Locate the lines of the listing below that hold "screenshot", then copy each of them.

Data listing:
::::::::

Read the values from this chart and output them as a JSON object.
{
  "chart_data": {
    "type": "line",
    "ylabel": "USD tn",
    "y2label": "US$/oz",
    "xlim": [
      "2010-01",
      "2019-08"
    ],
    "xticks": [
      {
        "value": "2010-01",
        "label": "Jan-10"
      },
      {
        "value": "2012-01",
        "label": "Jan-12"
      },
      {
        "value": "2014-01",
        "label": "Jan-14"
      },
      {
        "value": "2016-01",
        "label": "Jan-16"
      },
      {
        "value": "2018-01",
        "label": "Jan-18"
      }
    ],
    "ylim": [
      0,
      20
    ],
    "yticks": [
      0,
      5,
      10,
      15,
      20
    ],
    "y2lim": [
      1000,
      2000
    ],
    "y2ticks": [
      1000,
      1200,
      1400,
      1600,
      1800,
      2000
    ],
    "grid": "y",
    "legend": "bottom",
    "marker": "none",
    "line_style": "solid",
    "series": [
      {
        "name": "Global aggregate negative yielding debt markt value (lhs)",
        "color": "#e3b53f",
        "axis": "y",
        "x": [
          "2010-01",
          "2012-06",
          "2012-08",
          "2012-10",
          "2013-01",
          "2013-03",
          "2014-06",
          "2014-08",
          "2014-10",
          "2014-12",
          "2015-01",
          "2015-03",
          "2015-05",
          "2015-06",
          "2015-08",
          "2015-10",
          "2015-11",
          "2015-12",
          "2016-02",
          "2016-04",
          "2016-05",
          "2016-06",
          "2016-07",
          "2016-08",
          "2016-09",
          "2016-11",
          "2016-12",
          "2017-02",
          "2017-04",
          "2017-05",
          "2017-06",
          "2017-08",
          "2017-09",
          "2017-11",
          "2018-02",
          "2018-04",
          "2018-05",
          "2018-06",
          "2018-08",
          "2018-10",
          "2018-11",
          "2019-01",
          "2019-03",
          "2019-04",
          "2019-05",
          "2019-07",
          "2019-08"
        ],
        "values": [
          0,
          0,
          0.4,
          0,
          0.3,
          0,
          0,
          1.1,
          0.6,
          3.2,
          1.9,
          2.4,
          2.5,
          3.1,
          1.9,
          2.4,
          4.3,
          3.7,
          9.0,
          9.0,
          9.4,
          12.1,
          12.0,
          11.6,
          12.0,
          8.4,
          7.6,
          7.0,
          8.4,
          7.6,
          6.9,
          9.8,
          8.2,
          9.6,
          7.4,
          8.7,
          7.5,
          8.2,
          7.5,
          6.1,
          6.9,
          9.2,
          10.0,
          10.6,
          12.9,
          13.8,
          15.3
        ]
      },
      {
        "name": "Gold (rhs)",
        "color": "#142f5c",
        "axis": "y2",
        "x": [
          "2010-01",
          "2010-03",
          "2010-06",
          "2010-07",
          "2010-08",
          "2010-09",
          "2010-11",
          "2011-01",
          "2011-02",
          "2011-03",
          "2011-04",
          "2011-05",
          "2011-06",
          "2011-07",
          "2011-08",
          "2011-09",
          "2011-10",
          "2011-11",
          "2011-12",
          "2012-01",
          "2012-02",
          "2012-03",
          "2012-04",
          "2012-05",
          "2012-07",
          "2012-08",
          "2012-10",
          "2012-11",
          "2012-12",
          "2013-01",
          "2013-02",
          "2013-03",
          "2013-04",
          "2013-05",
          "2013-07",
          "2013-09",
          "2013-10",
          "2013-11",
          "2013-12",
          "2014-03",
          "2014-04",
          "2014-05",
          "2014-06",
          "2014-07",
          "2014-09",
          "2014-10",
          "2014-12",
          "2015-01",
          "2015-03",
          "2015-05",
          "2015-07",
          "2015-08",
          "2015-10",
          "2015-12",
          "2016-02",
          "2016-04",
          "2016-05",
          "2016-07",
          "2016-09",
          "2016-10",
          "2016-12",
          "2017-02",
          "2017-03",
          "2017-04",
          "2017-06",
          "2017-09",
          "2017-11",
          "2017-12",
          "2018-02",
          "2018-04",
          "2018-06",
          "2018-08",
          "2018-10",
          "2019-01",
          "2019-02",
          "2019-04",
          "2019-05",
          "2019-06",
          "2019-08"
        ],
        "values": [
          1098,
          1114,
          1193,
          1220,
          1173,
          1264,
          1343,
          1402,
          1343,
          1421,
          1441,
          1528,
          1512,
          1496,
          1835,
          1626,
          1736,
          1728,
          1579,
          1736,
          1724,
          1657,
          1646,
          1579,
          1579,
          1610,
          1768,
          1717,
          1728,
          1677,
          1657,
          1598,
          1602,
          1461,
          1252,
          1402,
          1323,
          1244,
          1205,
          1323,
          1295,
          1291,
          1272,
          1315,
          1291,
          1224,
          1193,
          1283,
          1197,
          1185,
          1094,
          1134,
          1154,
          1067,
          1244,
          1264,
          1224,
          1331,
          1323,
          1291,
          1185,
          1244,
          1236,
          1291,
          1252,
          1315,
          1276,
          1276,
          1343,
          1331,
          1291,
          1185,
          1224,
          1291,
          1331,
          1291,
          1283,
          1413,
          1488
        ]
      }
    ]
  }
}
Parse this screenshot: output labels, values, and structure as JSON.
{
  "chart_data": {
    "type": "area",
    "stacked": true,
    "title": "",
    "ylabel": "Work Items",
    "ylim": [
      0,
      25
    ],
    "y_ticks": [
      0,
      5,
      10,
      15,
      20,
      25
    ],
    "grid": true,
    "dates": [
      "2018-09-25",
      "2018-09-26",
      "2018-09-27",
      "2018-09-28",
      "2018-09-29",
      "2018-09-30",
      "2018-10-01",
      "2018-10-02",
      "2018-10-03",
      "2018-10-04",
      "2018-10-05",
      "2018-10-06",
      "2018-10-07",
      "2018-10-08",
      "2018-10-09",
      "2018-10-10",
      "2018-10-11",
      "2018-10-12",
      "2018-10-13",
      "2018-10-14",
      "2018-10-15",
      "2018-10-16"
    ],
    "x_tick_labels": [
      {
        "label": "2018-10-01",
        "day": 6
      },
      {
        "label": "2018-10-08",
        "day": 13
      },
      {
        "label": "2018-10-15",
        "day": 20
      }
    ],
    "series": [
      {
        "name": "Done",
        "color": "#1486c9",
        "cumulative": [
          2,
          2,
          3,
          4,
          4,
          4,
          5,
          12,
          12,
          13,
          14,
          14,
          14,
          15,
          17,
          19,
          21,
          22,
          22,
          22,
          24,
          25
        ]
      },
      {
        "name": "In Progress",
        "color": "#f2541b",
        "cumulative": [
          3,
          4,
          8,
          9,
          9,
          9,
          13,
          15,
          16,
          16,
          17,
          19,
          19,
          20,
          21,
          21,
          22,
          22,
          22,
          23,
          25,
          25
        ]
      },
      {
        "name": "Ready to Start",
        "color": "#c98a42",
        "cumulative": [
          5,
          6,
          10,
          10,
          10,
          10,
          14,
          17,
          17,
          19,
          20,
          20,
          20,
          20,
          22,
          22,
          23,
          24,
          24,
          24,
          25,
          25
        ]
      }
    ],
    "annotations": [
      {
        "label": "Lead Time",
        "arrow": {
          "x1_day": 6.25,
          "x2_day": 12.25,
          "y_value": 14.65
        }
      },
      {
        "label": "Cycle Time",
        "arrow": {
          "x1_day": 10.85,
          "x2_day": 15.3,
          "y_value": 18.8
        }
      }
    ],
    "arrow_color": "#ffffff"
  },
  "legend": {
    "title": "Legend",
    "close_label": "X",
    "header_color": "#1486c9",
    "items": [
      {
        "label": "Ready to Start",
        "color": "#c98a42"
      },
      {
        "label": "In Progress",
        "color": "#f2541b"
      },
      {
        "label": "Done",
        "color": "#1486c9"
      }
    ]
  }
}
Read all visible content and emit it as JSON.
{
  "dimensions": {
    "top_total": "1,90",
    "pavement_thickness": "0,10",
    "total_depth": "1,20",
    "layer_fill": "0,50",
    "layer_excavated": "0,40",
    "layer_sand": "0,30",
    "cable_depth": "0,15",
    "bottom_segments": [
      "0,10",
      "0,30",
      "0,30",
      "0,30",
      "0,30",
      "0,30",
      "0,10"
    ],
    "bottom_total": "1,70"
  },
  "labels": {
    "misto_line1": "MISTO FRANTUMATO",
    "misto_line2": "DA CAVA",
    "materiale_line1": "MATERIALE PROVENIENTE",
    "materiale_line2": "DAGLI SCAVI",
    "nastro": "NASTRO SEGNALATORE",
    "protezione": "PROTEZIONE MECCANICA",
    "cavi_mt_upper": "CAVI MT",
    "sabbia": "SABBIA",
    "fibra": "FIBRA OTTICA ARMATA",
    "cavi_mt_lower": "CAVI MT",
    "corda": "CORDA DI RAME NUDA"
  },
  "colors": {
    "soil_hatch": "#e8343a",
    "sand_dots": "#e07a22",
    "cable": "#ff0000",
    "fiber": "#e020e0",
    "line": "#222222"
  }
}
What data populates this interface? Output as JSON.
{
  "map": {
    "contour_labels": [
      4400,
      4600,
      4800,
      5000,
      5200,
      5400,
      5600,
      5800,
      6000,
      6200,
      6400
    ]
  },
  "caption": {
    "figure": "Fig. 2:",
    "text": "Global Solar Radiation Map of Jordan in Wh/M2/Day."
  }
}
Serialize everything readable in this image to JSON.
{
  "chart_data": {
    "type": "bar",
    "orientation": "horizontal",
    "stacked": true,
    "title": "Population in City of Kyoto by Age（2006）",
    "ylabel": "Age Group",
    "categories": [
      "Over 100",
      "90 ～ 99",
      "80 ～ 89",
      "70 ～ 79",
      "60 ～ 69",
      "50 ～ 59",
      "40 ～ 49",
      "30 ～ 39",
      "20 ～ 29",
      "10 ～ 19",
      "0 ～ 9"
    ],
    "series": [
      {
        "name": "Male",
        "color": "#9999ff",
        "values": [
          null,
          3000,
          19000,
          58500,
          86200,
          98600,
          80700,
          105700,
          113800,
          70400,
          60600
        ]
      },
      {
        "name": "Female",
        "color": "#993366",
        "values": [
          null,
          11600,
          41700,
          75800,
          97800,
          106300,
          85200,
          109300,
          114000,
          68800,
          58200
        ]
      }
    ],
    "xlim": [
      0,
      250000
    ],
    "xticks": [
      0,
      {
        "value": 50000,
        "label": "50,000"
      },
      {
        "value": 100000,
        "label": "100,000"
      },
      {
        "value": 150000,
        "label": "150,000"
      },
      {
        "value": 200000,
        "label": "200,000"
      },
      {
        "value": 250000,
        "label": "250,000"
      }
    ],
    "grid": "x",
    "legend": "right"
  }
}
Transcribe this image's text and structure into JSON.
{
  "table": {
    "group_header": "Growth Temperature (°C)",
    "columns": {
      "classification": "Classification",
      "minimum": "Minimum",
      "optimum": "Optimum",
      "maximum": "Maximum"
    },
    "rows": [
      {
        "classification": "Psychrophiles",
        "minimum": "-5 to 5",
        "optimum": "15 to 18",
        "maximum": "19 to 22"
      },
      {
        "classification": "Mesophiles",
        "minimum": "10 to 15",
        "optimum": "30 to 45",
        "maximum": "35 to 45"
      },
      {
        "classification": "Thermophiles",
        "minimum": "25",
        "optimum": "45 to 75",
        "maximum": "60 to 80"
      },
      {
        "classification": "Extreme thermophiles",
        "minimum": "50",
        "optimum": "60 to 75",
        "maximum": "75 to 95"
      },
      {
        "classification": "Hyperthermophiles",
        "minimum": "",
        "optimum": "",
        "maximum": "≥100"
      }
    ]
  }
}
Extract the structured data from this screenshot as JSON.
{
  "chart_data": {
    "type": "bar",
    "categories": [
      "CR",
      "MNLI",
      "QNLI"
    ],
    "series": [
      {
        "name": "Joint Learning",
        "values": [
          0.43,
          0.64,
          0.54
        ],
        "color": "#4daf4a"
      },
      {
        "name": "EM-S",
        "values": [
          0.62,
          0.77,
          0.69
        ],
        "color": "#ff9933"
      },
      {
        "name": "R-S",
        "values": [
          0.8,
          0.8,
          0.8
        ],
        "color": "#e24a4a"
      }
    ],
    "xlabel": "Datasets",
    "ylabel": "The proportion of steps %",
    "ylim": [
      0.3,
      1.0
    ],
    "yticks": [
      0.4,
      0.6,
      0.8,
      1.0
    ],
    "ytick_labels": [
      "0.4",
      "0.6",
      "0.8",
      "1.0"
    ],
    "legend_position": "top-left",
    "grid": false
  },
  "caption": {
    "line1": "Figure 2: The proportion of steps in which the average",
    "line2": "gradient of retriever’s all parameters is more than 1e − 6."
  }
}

::::::::

## Correct result
Parse this screenshot: output labels, values, and structure as JSON.
Extract the structured data from this screenshot as JSON.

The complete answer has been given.